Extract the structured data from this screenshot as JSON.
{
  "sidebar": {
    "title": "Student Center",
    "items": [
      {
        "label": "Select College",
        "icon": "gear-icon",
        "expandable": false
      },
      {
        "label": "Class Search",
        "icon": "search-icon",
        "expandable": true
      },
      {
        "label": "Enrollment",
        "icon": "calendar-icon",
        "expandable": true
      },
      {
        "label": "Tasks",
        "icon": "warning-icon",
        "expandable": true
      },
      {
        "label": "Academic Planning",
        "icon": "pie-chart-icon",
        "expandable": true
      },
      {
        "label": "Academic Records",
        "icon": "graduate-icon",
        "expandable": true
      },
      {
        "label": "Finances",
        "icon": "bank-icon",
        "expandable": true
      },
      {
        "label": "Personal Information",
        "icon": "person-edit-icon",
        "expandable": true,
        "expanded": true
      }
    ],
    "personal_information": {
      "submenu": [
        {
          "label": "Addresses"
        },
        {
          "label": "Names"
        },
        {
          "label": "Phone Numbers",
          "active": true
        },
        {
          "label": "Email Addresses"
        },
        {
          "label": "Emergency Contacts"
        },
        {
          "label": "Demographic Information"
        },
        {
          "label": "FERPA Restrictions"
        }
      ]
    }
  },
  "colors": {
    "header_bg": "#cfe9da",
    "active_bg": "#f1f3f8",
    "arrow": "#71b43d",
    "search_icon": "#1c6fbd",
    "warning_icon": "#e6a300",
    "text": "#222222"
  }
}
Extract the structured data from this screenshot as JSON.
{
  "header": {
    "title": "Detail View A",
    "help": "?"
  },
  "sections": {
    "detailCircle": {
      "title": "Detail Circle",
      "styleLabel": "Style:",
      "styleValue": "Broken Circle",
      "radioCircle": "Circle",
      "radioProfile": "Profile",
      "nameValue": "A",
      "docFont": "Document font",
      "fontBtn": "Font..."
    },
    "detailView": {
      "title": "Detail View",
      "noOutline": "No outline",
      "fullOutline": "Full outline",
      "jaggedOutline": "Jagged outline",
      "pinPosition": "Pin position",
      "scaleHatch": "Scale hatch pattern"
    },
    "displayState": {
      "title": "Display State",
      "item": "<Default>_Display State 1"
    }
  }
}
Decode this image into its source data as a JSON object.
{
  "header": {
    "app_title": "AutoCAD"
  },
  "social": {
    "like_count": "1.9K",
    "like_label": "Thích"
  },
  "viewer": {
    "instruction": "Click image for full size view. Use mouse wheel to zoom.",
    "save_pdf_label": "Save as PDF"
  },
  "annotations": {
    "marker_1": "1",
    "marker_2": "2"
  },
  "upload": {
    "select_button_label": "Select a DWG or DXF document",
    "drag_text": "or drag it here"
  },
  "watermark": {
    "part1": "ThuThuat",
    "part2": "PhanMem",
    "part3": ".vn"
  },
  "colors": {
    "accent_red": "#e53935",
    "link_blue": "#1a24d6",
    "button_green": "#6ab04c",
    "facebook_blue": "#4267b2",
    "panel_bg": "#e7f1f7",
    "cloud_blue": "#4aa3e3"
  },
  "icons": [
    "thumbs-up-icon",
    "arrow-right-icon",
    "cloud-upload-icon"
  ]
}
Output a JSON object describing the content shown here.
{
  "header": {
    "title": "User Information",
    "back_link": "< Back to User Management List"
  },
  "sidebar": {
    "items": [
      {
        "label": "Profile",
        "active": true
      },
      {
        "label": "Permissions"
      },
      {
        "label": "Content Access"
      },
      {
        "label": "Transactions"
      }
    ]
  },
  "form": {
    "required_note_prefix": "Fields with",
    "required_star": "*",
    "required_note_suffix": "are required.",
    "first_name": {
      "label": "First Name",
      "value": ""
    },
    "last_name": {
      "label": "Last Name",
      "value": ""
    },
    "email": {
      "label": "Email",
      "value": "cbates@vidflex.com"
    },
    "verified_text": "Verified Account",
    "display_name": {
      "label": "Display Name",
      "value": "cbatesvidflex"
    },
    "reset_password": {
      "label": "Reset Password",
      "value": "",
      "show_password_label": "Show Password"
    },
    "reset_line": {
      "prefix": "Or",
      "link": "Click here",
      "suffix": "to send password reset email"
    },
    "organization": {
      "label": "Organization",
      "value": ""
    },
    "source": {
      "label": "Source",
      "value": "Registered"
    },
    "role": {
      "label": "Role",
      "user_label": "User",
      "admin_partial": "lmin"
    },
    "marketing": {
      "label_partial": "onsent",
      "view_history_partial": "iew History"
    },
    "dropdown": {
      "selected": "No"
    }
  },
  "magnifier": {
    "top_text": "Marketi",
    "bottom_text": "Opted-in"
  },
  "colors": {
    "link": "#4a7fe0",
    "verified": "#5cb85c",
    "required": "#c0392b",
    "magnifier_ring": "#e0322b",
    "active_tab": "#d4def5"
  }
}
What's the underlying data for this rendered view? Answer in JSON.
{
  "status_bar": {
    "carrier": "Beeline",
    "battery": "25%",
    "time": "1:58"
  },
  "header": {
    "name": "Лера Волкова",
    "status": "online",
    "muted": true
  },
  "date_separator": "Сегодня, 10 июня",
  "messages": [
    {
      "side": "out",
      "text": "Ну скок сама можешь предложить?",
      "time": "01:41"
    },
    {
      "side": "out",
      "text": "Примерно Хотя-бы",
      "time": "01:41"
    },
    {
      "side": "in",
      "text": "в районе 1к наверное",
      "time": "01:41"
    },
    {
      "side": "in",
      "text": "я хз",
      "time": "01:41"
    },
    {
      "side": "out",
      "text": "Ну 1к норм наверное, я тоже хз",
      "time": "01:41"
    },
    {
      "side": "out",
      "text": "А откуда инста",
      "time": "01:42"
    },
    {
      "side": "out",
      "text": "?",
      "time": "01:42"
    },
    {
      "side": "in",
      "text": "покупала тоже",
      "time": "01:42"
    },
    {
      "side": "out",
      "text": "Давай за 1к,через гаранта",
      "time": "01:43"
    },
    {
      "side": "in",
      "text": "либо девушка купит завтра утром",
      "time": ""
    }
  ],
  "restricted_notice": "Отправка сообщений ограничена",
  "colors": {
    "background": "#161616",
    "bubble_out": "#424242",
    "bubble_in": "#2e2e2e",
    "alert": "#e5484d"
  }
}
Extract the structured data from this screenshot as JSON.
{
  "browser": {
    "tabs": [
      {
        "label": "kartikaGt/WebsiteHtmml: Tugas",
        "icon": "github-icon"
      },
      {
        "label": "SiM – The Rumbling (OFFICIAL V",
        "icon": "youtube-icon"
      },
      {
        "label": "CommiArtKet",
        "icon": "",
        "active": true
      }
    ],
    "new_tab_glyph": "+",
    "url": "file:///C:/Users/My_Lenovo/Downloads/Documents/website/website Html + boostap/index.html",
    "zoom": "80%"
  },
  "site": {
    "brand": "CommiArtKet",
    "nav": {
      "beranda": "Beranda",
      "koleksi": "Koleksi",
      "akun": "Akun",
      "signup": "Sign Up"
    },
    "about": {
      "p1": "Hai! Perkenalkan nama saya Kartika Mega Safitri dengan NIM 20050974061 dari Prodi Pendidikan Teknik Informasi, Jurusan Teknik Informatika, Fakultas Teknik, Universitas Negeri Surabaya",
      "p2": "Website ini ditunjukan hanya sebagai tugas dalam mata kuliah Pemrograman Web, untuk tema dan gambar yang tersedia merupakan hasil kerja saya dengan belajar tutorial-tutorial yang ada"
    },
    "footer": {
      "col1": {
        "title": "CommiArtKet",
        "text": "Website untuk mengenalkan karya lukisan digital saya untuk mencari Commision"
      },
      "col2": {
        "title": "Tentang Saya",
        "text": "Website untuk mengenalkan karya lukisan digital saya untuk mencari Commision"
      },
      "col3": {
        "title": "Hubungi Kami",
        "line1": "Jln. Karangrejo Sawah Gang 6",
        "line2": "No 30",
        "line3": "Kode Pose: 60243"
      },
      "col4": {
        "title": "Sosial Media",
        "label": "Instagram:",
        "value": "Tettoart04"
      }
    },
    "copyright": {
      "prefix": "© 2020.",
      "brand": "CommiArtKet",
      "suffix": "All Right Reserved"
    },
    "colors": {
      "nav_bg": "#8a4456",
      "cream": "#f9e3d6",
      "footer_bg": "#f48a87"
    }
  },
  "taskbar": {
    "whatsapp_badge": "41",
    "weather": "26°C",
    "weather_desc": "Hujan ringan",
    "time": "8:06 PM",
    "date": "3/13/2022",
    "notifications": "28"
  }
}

• What to do
Copy out each line of the records where the string "object" appears.

• Final answer
Decode this image into its source data as a JSON object.
Output a JSON object describing the content shown here.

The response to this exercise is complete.